Material provided:
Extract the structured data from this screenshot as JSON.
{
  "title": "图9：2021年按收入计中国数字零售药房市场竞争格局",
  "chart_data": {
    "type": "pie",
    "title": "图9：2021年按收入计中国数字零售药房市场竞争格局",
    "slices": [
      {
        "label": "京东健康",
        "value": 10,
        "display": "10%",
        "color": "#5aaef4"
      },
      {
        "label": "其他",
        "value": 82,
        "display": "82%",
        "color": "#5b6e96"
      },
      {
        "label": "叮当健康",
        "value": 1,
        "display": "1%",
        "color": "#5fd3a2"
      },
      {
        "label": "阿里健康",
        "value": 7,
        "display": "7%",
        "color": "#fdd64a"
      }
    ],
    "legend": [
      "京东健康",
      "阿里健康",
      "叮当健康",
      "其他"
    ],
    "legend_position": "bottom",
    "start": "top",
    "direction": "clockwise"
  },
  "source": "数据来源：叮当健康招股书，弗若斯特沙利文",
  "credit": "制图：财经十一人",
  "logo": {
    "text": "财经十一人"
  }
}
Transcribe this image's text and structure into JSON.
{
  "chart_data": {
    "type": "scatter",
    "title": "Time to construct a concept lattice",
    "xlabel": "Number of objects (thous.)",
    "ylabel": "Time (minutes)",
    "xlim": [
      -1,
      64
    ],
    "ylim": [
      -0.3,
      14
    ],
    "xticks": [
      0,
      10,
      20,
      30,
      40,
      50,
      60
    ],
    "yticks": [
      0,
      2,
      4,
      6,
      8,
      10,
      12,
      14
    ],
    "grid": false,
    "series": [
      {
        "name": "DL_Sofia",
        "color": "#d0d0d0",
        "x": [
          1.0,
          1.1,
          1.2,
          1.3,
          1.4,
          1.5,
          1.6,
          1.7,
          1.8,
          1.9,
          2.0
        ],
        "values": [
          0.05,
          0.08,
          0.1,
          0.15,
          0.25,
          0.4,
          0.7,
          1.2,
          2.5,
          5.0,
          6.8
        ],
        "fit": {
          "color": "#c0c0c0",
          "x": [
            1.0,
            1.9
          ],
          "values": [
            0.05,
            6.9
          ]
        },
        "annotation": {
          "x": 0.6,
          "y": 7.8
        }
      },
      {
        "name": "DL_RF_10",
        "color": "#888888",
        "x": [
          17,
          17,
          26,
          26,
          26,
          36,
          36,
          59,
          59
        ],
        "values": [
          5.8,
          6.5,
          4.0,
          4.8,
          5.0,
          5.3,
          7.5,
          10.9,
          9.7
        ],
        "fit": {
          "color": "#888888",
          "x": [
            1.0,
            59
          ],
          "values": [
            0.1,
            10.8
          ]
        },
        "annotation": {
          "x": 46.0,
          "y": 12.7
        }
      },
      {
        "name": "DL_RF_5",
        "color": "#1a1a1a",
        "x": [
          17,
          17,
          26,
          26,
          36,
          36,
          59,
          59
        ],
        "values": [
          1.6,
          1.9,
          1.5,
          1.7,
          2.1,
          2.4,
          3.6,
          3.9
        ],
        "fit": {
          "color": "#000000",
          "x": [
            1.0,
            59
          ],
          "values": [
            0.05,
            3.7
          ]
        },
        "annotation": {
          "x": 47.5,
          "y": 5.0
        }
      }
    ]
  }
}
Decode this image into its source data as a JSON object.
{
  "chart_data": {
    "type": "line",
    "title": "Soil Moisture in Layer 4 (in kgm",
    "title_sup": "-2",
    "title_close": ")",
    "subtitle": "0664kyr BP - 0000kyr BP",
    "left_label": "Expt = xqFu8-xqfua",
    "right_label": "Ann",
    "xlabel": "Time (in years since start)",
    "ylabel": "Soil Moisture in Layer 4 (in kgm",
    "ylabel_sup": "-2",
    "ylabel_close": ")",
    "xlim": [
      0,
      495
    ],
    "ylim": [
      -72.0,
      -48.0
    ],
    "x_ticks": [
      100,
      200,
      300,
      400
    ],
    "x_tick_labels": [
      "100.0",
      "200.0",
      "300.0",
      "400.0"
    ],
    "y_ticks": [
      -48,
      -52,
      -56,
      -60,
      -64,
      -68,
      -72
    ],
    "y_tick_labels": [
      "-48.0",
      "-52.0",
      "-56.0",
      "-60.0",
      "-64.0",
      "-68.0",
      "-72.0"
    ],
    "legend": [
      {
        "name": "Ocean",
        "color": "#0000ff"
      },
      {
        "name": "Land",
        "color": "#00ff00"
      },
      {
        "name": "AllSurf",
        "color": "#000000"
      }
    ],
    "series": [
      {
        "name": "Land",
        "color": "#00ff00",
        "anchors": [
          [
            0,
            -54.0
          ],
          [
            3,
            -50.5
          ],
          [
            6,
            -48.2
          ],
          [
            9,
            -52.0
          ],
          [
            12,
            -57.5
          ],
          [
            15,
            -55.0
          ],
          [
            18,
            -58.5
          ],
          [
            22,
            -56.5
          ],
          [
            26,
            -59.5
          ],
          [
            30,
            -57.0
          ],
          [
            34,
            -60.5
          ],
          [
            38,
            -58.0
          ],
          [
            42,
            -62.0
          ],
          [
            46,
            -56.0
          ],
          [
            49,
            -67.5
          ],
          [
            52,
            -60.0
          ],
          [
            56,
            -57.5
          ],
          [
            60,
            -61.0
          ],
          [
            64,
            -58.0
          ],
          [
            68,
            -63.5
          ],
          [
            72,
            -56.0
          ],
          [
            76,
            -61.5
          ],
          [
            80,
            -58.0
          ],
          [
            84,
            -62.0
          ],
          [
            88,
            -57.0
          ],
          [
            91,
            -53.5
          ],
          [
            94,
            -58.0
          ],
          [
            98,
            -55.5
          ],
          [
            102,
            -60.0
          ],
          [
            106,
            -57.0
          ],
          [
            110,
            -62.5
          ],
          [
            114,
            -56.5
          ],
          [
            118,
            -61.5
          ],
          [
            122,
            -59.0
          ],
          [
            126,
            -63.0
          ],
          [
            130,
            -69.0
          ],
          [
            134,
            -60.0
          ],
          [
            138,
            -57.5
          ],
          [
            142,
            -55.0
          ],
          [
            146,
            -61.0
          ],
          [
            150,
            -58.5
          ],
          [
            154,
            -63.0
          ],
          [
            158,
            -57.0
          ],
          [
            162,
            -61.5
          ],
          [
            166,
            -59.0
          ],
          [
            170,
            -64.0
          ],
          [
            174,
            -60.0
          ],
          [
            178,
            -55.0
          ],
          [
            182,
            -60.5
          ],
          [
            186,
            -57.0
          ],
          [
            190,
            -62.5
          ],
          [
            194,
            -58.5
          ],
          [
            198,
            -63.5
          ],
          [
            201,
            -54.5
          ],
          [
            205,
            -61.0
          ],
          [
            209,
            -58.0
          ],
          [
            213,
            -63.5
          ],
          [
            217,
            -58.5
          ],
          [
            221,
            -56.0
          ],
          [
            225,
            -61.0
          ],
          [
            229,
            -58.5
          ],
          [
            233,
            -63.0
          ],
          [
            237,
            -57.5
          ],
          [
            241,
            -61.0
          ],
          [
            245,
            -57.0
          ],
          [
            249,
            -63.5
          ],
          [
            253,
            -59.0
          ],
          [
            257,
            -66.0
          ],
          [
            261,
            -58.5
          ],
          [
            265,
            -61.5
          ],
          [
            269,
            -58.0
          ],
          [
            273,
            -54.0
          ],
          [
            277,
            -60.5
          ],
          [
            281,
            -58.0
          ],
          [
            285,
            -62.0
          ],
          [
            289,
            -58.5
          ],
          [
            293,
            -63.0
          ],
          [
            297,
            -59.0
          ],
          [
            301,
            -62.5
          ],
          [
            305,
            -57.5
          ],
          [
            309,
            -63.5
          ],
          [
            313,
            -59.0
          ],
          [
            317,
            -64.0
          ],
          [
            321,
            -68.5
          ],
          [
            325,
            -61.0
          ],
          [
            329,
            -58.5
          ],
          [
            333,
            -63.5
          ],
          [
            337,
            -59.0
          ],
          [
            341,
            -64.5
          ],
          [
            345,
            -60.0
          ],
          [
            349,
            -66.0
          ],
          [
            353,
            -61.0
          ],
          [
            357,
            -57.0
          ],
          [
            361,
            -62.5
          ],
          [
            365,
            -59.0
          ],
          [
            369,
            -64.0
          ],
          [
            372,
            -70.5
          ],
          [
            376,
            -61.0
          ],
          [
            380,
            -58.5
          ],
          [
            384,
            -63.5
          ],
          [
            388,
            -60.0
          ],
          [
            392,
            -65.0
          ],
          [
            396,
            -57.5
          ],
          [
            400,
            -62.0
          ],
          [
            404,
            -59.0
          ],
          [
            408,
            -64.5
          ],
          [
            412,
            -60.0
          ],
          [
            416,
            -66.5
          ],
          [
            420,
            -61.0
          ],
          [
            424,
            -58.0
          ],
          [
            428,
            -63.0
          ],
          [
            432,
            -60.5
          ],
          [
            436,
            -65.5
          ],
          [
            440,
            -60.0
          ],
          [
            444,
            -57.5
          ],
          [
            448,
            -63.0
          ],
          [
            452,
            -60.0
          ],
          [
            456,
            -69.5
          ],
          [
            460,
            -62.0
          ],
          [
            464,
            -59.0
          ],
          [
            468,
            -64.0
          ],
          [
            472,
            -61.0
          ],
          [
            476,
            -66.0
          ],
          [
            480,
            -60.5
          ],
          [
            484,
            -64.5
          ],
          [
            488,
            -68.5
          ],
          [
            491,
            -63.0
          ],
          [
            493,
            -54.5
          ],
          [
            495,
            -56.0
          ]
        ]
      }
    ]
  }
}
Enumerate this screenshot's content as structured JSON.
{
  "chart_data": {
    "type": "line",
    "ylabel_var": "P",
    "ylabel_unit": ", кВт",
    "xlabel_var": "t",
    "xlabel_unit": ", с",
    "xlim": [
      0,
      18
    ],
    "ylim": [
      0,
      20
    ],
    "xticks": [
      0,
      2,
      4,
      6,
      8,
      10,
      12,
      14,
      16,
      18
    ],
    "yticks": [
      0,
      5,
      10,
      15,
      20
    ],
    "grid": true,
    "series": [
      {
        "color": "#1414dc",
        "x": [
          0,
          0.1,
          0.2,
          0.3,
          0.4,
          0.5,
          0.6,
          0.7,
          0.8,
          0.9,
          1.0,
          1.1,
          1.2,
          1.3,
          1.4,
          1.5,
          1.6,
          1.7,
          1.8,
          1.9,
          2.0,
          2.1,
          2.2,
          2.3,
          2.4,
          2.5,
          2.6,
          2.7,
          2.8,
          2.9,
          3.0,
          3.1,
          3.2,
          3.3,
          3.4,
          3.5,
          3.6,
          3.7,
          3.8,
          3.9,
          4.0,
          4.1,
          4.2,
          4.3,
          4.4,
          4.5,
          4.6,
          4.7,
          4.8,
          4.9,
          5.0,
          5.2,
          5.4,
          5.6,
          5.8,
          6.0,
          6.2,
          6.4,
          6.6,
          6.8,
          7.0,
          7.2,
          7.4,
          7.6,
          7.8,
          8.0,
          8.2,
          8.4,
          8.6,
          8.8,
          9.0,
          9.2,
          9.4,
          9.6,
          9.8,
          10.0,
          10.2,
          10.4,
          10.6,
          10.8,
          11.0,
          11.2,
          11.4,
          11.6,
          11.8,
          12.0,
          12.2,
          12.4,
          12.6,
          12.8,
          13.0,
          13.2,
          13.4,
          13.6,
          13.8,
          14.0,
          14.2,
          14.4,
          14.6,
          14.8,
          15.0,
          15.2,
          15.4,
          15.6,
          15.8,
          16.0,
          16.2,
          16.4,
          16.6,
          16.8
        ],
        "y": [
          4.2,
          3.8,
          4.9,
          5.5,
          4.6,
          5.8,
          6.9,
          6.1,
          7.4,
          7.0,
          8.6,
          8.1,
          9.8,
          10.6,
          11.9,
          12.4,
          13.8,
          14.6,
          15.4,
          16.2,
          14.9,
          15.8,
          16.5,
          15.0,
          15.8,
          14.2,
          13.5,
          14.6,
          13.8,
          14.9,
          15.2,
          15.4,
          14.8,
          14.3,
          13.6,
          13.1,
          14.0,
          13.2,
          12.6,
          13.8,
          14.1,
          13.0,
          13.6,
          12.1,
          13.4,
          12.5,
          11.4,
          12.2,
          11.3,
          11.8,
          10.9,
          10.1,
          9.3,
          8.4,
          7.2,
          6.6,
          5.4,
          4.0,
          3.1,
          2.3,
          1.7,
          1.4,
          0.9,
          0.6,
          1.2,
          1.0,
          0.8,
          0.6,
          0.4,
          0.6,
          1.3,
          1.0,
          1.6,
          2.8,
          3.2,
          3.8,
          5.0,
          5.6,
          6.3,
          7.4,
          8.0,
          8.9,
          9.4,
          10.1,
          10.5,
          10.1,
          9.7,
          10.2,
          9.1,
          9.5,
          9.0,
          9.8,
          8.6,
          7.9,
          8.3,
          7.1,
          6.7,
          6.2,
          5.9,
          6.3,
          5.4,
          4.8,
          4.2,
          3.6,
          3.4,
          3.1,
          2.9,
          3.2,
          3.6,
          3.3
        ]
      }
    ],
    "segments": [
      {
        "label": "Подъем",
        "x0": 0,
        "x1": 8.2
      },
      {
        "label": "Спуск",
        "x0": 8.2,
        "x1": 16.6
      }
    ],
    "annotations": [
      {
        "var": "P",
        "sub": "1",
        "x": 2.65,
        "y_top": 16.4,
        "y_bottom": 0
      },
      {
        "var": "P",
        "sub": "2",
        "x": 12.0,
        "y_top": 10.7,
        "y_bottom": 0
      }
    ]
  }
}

What to work on: List all lines where "start" occurs.

Written response:
    "start": "top",
    "xlabel": "Time (in years since start)",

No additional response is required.